Written instruction:
Give the data again exactly as written, skipping any pictures.

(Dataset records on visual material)
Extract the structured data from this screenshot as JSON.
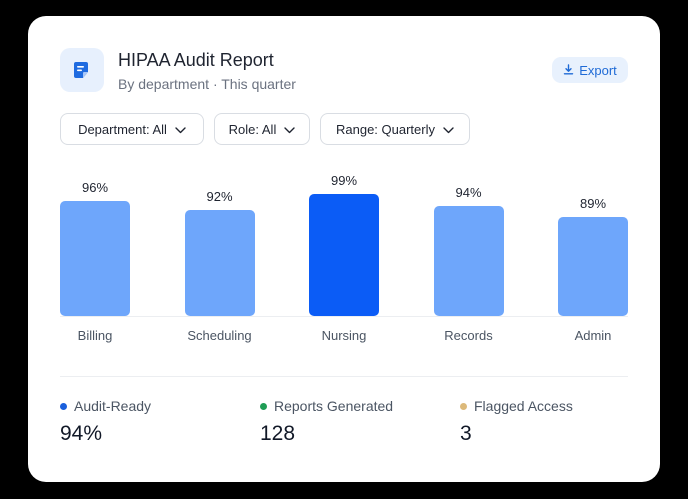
{
  "header": {
    "title": "HIPAA Audit Report",
    "subtitle": "By department · This quarter",
    "icon": "document-icon",
    "export_label": "Export",
    "export_icon": "download-icon"
  },
  "filters": [
    {
      "label": "Department: All"
    },
    {
      "label": "Role: All"
    },
    {
      "label": "Range: Quarterly"
    }
  ],
  "colors": {
    "bar": "#6ea6fb",
    "bar_highlight": "#0b5cf6",
    "audit_ready": "#1a5fdc",
    "reports_generated": "#1f9d55",
    "flagged_access": "#dcb97a",
    "accent": "#1e6ad6"
  },
  "chart_data": {
    "type": "bar",
    "categories": [
      "Billing",
      "Scheduling",
      "Nursing",
      "Records",
      "Admin"
    ],
    "values": [
      96,
      92,
      99,
      94,
      89
    ],
    "value_labels": [
      "96%",
      "92%",
      "99%",
      "94%",
      "89%"
    ],
    "highlight_index": 2,
    "ylim": [
      0,
      100
    ],
    "grid": false
  },
  "stats": [
    {
      "label": "Audit-Ready",
      "value": "94%"
    },
    {
      "label": "Reports Generated",
      "value": "128"
    },
    {
      "label": "Flagged Access",
      "value": "3"
    }
  ]
}
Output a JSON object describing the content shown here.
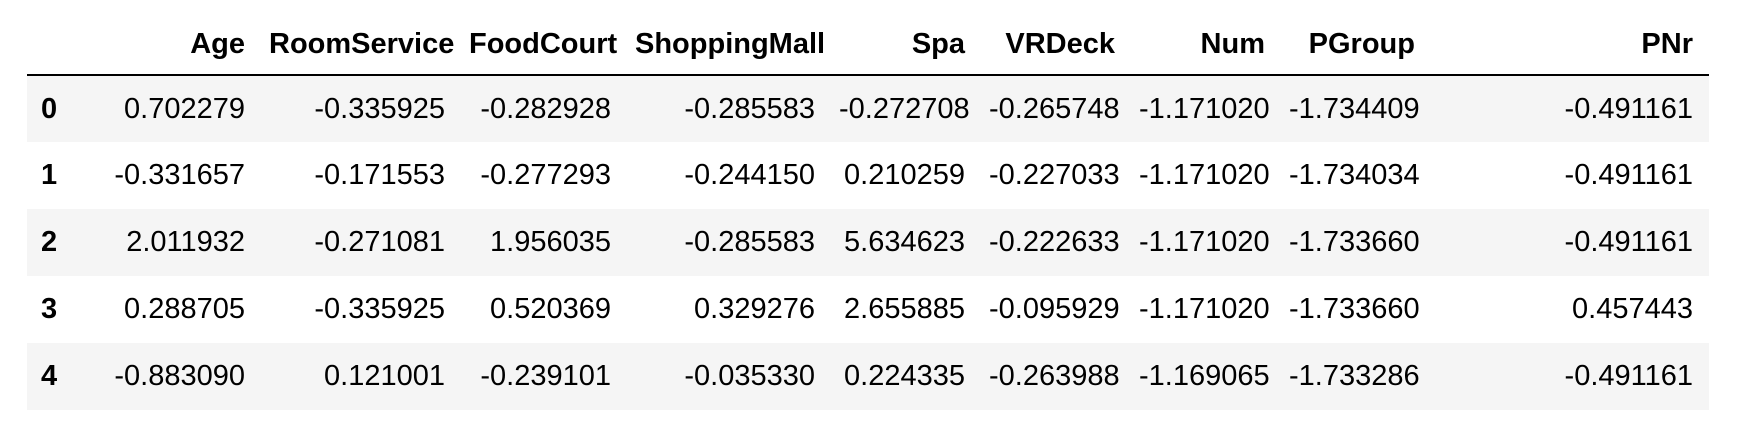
{
  "table": {
    "columns": [
      "Age",
      "RoomService",
      "FoodCourt",
      "ShoppingMall",
      "Spa",
      "VRDeck",
      "Num",
      "PGroup",
      "PNr"
    ],
    "rows": [
      {
        "index": "0",
        "cells": [
          "0.702279",
          "-0.335925",
          "-0.282928",
          "-0.285583",
          "-0.272708",
          "-0.265748",
          "-1.171020",
          "-1.734409",
          "-0.491161"
        ]
      },
      {
        "index": "1",
        "cells": [
          "-0.331657",
          "-0.171553",
          "-0.277293",
          "-0.244150",
          "0.210259",
          "-0.227033",
          "-1.171020",
          "-1.734034",
          "-0.491161"
        ]
      },
      {
        "index": "2",
        "cells": [
          "2.011932",
          "-0.271081",
          "1.956035",
          "-0.285583",
          "5.634623",
          "-0.222633",
          "-1.171020",
          "-1.733660",
          "-0.491161"
        ]
      },
      {
        "index": "3",
        "cells": [
          "0.288705",
          "-0.335925",
          "0.520369",
          "0.329276",
          "2.655885",
          "-0.095929",
          "-1.171020",
          "-1.733660",
          "0.457443"
        ]
      },
      {
        "index": "4",
        "cells": [
          "-0.883090",
          "0.121001",
          "-0.239101",
          "-0.035330",
          "0.224335",
          "-0.263988",
          "-1.169065",
          "-1.733286",
          "-0.491161"
        ]
      }
    ]
  },
  "colors": {
    "header_rule": "#000000",
    "row_stripe": "#f5f5f5",
    "row_plain": "#ffffff",
    "text": "#000000"
  }
}
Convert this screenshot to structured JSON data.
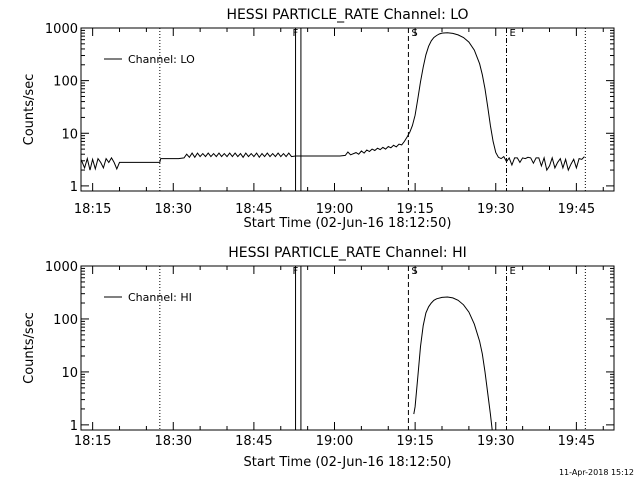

Task response:
Extract the structured data from this screenshot as JSON.
{
  "header": {
    "title": "HIPAA Audit Report",
    "subtitle": "By department · This quarter",
    "icon": "document-icon",
    "export_label": "Export",
    "export_icon": "download-icon"
  },
  "filters": [
    {
      "label": "Department: All"
    },
    {
      "label": "Role: All"
    },
    {
      "label": "Range: Quarterly"
    }
  ],
  "colors": {
    "bar": "#6ea6fb",
    "bar_highlight": "#0b5cf6",
    "audit_ready": "#1a5fdc",
    "reports_generated": "#1f9d55",
    "flagged_access": "#dcb97a",
    "accent": "#1e6ad6"
  },
  "chart_data": {
    "type": "bar",
    "categories": [
      "Billing",
      "Scheduling",
      "Nursing",
      "Records",
      "Admin"
    ],
    "values": [
      96,
      92,
      99,
      94,
      89
    ],
    "value_labels": [
      "96%",
      "92%",
      "99%",
      "94%",
      "89%"
    ],
    "highlight_index": 2,
    "ylim": [
      0,
      100
    ],
    "grid": false
  },
  "stats": [
    {
      "label": "Audit-Ready",
      "value": "94%"
    },
    {
      "label": "Reports Generated",
      "value": "128"
    },
    {
      "label": "Flagged Access",
      "value": "3"
    }
  ]
}
Output a JSON object describing the content shown here.
{
  "table": {
    "columns": [
      "Age",
      "RoomService",
      "FoodCourt",
      "ShoppingMall",
      "Spa",
      "VRDeck",
      "Num",
      "PGroup",
      "PNr"
    ],
    "rows": [
      {
        "index": "0",
        "cells": [
          "0.702279",
          "-0.335925",
          "-0.282928",
          "-0.285583",
          "-0.272708",
          "-0.265748",
          "-1.171020",
          "-1.734409",
          "-0.491161"
        ]
      },
      {
        "index": "1",
        "cells": [
          "-0.331657",
          "-0.171553",
          "-0.277293",
          "-0.244150",
          "0.210259",
          "-0.227033",
          "-1.171020",
          "-1.734034",
          "-0.491161"
        ]
      },
      {
        "index": "2",
        "cells": [
          "2.011932",
          "-0.271081",
          "1.956035",
          "-0.285583",
          "5.634623",
          "-0.222633",
          "-1.171020",
          "-1.733660",
          "-0.491161"
        ]
      },
      {
        "index": "3",
        "cells": [
          "0.288705",
          "-0.335925",
          "0.520369",
          "0.329276",
          "2.655885",
          "-0.095929",
          "-1.171020",
          "-1.733660",
          "0.457443"
        ]
      },
      {
        "index": "4",
        "cells": [
          "-0.883090",
          "0.121001",
          "-0.239101",
          "-0.035330",
          "0.224335",
          "-0.263988",
          "-1.169065",
          "-1.733286",
          "-0.491161"
        ]
      }
    ]
  },
  "colors": {
    "header_rule": "#000000",
    "row_stripe": "#f5f5f5",
    "row_plain": "#ffffff",
    "text": "#000000"
  }
}
Convert this screenshot to structured JSON data.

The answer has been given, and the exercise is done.